* Start *

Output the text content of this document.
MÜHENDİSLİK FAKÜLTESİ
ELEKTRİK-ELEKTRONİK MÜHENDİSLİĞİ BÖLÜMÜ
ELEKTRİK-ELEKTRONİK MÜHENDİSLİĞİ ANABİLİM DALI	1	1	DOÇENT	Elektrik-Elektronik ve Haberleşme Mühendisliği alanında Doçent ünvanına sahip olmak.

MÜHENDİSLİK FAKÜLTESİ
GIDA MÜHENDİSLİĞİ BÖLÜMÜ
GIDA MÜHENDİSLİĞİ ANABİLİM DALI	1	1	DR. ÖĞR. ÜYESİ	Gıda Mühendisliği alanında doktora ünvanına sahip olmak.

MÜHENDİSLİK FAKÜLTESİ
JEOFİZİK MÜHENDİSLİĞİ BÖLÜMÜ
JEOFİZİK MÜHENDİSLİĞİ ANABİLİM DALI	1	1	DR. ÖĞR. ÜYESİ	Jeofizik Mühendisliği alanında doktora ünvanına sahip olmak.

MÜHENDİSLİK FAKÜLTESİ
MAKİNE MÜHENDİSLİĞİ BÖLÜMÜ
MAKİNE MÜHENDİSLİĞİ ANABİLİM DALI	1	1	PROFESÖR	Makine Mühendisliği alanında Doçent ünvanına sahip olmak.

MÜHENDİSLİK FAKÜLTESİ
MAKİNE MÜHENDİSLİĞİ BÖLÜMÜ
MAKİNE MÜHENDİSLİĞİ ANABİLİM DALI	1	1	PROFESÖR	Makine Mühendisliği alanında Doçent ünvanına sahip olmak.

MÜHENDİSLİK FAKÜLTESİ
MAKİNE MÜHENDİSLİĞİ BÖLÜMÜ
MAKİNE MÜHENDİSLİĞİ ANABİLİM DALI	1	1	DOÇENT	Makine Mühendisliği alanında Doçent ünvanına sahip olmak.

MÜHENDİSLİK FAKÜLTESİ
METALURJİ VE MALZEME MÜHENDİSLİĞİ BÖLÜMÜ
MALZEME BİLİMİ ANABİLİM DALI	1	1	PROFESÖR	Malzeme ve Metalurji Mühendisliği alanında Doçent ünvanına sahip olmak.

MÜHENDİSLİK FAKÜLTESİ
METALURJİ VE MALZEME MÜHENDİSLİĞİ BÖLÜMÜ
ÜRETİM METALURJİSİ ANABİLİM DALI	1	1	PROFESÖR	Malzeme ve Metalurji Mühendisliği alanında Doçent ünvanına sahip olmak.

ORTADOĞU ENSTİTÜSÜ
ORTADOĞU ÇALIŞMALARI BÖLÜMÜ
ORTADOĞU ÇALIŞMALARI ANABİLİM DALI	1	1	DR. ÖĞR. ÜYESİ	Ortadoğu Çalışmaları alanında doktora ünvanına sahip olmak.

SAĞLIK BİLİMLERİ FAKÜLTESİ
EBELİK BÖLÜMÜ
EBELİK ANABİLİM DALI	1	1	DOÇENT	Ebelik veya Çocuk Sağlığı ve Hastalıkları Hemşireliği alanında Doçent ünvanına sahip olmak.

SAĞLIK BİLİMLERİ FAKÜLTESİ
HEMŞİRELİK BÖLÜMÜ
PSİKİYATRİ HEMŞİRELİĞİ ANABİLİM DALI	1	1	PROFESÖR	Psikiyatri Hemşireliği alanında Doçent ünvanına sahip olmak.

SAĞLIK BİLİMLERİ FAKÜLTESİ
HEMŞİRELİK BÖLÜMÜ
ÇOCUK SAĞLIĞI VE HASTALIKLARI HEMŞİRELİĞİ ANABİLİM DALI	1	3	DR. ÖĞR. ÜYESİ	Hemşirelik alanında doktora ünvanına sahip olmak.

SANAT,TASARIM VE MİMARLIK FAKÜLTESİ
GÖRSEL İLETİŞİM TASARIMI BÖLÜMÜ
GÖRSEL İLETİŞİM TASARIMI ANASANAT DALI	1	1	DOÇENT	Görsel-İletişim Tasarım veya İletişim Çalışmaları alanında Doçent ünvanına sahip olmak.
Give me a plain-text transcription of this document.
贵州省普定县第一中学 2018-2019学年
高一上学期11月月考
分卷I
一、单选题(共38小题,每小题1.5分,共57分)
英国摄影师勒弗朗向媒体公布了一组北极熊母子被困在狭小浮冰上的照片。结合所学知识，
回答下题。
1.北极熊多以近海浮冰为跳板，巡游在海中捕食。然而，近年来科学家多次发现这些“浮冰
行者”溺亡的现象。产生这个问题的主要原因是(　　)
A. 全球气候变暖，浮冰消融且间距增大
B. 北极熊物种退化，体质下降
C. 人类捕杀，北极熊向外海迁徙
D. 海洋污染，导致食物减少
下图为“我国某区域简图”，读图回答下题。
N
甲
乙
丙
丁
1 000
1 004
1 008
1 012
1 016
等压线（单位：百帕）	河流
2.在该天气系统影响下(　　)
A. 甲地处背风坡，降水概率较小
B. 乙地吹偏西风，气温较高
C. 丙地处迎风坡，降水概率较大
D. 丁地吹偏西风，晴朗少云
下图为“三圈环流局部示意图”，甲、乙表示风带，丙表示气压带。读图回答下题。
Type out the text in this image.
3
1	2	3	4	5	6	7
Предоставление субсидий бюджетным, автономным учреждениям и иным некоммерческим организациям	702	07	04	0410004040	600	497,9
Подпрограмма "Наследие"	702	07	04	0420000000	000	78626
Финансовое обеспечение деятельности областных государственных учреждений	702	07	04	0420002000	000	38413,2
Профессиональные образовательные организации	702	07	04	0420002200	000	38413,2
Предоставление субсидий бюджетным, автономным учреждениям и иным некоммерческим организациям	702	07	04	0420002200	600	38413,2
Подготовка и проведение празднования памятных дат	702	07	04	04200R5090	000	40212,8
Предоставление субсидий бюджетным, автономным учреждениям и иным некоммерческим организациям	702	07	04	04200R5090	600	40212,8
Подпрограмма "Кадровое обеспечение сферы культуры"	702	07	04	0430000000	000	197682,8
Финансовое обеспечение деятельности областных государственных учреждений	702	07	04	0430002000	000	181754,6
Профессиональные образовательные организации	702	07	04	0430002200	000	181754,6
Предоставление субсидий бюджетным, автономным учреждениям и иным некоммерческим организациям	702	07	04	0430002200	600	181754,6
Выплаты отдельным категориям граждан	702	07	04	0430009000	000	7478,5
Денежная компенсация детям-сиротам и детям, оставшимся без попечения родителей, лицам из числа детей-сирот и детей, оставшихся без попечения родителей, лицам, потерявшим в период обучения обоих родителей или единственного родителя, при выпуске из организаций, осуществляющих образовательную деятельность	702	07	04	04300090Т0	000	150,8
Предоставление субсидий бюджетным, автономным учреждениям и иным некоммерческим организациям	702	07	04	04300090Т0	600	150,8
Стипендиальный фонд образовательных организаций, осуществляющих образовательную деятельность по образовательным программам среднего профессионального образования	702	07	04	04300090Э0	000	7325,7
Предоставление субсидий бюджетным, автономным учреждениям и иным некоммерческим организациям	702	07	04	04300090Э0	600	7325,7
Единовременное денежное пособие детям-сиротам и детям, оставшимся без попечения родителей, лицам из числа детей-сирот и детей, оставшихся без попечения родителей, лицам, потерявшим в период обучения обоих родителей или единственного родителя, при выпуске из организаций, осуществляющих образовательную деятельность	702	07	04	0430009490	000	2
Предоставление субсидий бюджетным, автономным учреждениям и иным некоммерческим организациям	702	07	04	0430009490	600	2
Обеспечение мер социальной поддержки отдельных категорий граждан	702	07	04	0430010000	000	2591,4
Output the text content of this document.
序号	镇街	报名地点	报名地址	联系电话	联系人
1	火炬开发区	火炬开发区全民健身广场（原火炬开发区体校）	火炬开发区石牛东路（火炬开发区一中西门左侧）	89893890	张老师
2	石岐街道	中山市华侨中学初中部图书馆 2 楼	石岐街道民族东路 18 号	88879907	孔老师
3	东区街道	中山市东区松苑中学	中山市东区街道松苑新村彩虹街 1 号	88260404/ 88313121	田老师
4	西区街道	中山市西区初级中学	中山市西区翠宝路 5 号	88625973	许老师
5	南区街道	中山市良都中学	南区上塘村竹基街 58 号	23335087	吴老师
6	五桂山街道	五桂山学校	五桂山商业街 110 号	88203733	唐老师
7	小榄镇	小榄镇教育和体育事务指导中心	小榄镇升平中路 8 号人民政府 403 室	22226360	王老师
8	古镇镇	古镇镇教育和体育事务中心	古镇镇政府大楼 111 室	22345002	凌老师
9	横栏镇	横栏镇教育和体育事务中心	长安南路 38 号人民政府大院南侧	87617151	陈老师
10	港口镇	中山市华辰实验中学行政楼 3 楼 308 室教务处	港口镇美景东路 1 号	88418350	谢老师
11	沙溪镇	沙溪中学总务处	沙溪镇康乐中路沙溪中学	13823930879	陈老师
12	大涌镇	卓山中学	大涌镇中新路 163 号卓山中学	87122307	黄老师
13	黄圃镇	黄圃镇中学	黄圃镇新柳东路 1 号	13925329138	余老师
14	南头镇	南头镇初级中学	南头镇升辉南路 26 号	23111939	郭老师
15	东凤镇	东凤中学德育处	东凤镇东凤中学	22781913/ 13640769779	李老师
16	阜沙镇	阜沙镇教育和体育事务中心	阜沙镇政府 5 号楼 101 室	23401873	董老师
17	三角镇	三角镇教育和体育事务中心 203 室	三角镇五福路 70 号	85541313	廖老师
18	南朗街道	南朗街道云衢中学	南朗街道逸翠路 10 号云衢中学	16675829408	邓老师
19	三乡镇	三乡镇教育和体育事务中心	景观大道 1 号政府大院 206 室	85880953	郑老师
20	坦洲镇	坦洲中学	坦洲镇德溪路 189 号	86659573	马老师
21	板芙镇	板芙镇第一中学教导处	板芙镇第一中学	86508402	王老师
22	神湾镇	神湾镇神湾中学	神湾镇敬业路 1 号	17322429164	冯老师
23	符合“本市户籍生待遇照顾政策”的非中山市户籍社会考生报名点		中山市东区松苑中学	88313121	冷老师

* End *

_SHORT EXERCISE_. Say how many lines hold the word "автономным", giving the number and nothing else.

_FINISHED TASK_. 7